■ Task details ■
Print every record below exactly as written.

■ Recorded data ■
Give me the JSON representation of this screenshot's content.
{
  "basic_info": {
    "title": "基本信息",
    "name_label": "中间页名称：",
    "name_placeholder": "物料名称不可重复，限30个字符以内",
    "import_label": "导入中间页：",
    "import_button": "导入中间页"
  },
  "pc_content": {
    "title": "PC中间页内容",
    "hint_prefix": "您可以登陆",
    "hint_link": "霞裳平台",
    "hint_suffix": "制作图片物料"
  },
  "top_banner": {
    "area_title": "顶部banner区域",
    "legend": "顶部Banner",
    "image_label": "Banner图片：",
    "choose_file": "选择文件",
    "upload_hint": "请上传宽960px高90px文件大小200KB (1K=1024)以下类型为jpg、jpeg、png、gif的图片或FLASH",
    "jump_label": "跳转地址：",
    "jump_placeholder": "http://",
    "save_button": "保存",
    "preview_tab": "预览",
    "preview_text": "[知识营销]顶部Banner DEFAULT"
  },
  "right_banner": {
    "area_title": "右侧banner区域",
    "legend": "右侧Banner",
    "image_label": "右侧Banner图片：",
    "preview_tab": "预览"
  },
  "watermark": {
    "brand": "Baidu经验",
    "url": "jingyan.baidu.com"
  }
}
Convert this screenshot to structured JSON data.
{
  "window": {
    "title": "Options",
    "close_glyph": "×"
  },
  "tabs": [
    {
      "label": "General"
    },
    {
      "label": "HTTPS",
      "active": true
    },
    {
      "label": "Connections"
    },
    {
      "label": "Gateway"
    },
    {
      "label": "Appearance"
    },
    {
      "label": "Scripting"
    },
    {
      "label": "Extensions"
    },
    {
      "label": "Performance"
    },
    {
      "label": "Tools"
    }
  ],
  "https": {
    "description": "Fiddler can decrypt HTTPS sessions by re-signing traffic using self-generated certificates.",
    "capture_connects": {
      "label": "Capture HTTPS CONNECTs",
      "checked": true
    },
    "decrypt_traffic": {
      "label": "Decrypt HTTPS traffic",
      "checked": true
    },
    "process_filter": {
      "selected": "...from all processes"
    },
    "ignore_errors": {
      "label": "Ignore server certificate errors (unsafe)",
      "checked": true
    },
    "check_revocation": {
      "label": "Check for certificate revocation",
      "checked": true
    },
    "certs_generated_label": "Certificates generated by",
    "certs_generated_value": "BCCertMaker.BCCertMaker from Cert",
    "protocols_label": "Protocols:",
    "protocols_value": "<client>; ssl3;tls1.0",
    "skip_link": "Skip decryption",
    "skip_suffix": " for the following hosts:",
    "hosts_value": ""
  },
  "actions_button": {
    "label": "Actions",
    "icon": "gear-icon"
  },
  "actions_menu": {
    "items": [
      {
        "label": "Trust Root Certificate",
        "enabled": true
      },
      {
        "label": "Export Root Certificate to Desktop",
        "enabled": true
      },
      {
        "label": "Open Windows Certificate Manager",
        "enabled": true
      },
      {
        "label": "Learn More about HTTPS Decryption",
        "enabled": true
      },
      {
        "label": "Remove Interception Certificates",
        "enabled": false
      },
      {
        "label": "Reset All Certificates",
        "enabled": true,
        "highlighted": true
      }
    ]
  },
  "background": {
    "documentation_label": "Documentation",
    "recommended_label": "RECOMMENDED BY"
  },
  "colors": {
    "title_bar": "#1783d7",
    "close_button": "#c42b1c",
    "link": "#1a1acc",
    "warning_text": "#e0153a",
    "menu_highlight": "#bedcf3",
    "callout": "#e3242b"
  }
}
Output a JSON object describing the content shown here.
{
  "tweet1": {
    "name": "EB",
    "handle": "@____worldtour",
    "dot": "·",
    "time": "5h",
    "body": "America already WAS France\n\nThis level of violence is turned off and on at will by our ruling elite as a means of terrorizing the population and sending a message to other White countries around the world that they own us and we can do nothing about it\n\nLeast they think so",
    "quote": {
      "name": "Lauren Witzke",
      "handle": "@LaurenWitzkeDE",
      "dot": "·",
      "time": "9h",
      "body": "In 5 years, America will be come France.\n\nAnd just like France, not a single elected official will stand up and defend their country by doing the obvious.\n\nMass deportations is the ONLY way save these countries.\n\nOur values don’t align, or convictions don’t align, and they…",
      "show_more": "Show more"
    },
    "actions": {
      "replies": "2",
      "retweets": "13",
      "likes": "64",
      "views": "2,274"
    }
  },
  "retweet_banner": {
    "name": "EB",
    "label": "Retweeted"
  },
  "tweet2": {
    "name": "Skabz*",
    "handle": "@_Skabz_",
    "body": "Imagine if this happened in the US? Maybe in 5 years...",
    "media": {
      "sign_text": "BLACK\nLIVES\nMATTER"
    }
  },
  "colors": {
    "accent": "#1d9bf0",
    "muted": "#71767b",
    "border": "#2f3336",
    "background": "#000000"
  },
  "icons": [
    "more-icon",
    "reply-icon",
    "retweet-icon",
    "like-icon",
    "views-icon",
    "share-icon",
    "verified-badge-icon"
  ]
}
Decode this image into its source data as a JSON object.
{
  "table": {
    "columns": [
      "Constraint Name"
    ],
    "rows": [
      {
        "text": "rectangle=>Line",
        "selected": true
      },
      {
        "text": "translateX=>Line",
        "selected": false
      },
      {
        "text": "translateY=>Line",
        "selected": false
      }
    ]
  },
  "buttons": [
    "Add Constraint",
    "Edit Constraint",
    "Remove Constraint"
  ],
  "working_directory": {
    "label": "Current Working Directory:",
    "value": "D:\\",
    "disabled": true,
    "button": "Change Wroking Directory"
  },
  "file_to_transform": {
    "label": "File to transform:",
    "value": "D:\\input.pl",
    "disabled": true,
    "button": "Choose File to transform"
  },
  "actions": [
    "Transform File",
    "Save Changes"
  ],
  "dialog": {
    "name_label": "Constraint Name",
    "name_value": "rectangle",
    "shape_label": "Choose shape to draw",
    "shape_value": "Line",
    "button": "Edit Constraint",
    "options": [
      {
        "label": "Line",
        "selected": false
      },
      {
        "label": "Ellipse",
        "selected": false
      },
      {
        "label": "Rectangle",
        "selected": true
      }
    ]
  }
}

■ Solution to this problem ■
Give me the JSON representation of this screenshot's content.
{
  "basic_info": {
    "title": "基本信息",
    "name_label": "中间页名称：",
    "name_placeholder": "物料名称不可重复，限30个字符以内",
    "import_label": "导入中间页：",
    "import_button": "导入中间页"
  },
  "pc_content": {
    "title": "PC中间页内容",
    "hint_prefix": "您可以登陆",
    "hint_link": "霞裳平台",
    "hint_suffix": "制作图片物料"
  },
  "top_banner": {
    "area_title": "顶部banner区域",
    "legend": "顶部Banner",
    "image_label": "Banner图片：",
    "choose_file": "选择文件",
    "upload_hint": "请上传宽960px高90px文件大小200KB (1K=1024)以下类型为jpg、jpeg、png、gif的图片或FLASH",
    "jump_label": "跳转地址：",
    "jump_placeholder": "http://",
    "save_button": "保存",
    "preview_tab": "预览",
    "preview_text": "[知识营销]顶部Banner DEFAULT"
  },
  "right_banner": {
    "area_title": "右侧banner区域",
    "legend": "右侧Banner",
    "image_label": "右侧Banner图片：",
    "preview_tab": "预览"
  },
  "watermark": {
    "brand": "Baidu经验",
    "url": "jingyan.baidu.com"
  }
}
Convert this screenshot to structured JSON data.
{
  "window": {
    "title": "Options",
    "close_glyph": "×"
  },
  "tabs": [
    {
      "label": "General"
    },
    {
      "label": "HTTPS",
      "active": true
    },
    {
      "label": "Connections"
    },
    {
      "label": "Gateway"
    },
    {
      "label": "Appearance"
    },
    {
      "label": "Scripting"
    },
    {
      "label": "Extensions"
    },
    {
      "label": "Performance"
    },
    {
      "label": "Tools"
    }
  ],
  "https": {
    "description": "Fiddler can decrypt HTTPS sessions by re-signing traffic using self-generated certificates.",
    "capture_connects": {
      "label": "Capture HTTPS CONNECTs",
      "checked": true
    },
    "decrypt_traffic": {
      "label": "Decrypt HTTPS traffic",
      "checked": true
    },
    "process_filter": {
      "selected": "...from all processes"
    },
    "ignore_errors": {
      "label": "Ignore server certificate errors (unsafe)",
      "checked": true
    },
    "check_revocation": {
      "label": "Check for certificate revocation",
      "checked": true
    },
    "certs_generated_label": "Certificates generated by",
    "certs_generated_value": "BCCertMaker.BCCertMaker from Cert",
    "protocols_label": "Protocols:",
    "protocols_value": "<client>; ssl3;tls1.0",
    "skip_link": "Skip decryption",
    "skip_suffix": " for the following hosts:",
    "hosts_value": ""
  },
  "actions_button": {
    "label": "Actions",
    "icon": "gear-icon"
  },
  "actions_menu": {
    "items": [
      {
        "label": "Trust Root Certificate",
        "enabled": true
      },
      {
        "label": "Export Root Certificate to Desktop",
        "enabled": true
      },
      {
        "label": "Open Windows Certificate Manager",
        "enabled": true
      },
      {
        "label": "Learn More about HTTPS Decryption",
        "enabled": true
      },
      {
        "label": "Remove Interception Certificates",
        "enabled": false
      },
      {
        "label": "Reset All Certificates",
        "enabled": true,
        "highlighted": true
      }
    ]
  },
  "background": {
    "documentation_label": "Documentation",
    "recommended_label": "RECOMMENDED BY"
  },
  "colors": {
    "title_bar": "#1783d7",
    "close_button": "#c42b1c",
    "link": "#1a1acc",
    "warning_text": "#e0153a",
    "menu_highlight": "#bedcf3",
    "callout": "#e3242b"
  }
}
Output a JSON object describing the content shown here.
{
  "tweet1": {
    "name": "EB",
    "handle": "@____worldtour",
    "dot": "·",
    "time": "5h",
    "body": "America already WAS France\n\nThis level of violence is turned off and on at will by our ruling elite as a means of terrorizing the population and sending a message to other White countries around the world that they own us and we can do nothing about it\n\nLeast they think so",
    "quote": {
      "name": "Lauren Witzke",
      "handle": "@LaurenWitzkeDE",
      "dot": "·",
      "time": "9h",
      "body": "In 5 years, America will be come France.\n\nAnd just like France, not a single elected official will stand up and defend their country by doing the obvious.\n\nMass deportations is the ONLY way save these countries.\n\nOur values don’t align, or convictions don’t align, and they…",
      "show_more": "Show more"
    },
    "actions": {
      "replies": "2",
      "retweets": "13",
      "likes": "64",
      "views": "2,274"
    }
  },
  "retweet_banner": {
    "name": "EB",
    "label": "Retweeted"
  },
  "tweet2": {
    "name": "Skabz*",
    "handle": "@_Skabz_",
    "body": "Imagine if this happened in the US? Maybe in 5 years...",
    "media": {
      "sign_text": "BLACK\nLIVES\nMATTER"
    }
  },
  "colors": {
    "accent": "#1d9bf0",
    "muted": "#71767b",
    "border": "#2f3336",
    "background": "#000000"
  },
  "icons": [
    "more-icon",
    "reply-icon",
    "retweet-icon",
    "like-icon",
    "views-icon",
    "share-icon",
    "verified-badge-icon"
  ]
}
Decode this image into its source data as a JSON object.
{
  "table": {
    "columns": [
      "Constraint Name"
    ],
    "rows": [
      {
        "text": "rectangle=>Line",
        "selected": true
      },
      {
        "text": "translateX=>Line",
        "selected": false
      },
      {
        "text": "translateY=>Line",
        "selected": false
      }
    ]
  },
  "buttons": [
    "Add Constraint",
    "Edit Constraint",
    "Remove Constraint"
  ],
  "working_directory": {
    "label": "Current Working Directory:",
    "value": "D:\\",
    "disabled": true,
    "button": "Change Wroking Directory"
  },
  "file_to_transform": {
    "label": "File to transform:",
    "value": "D:\\input.pl",
    "disabled": true,
    "button": "Choose File to transform"
  },
  "actions": [
    "Transform File",
    "Save Changes"
  ],
  "dialog": {
    "name_label": "Constraint Name",
    "name_value": "rectangle",
    "shape_label": "Choose shape to draw",
    "shape_value": "Line",
    "button": "Edit Constraint",
    "options": [
      {
        "label": "Line",
        "selected": false
      },
      {
        "label": "Ellipse",
        "selected": false
      },
      {
        "label": "Rectangle",
        "selected": true
      }
    ]
  }
}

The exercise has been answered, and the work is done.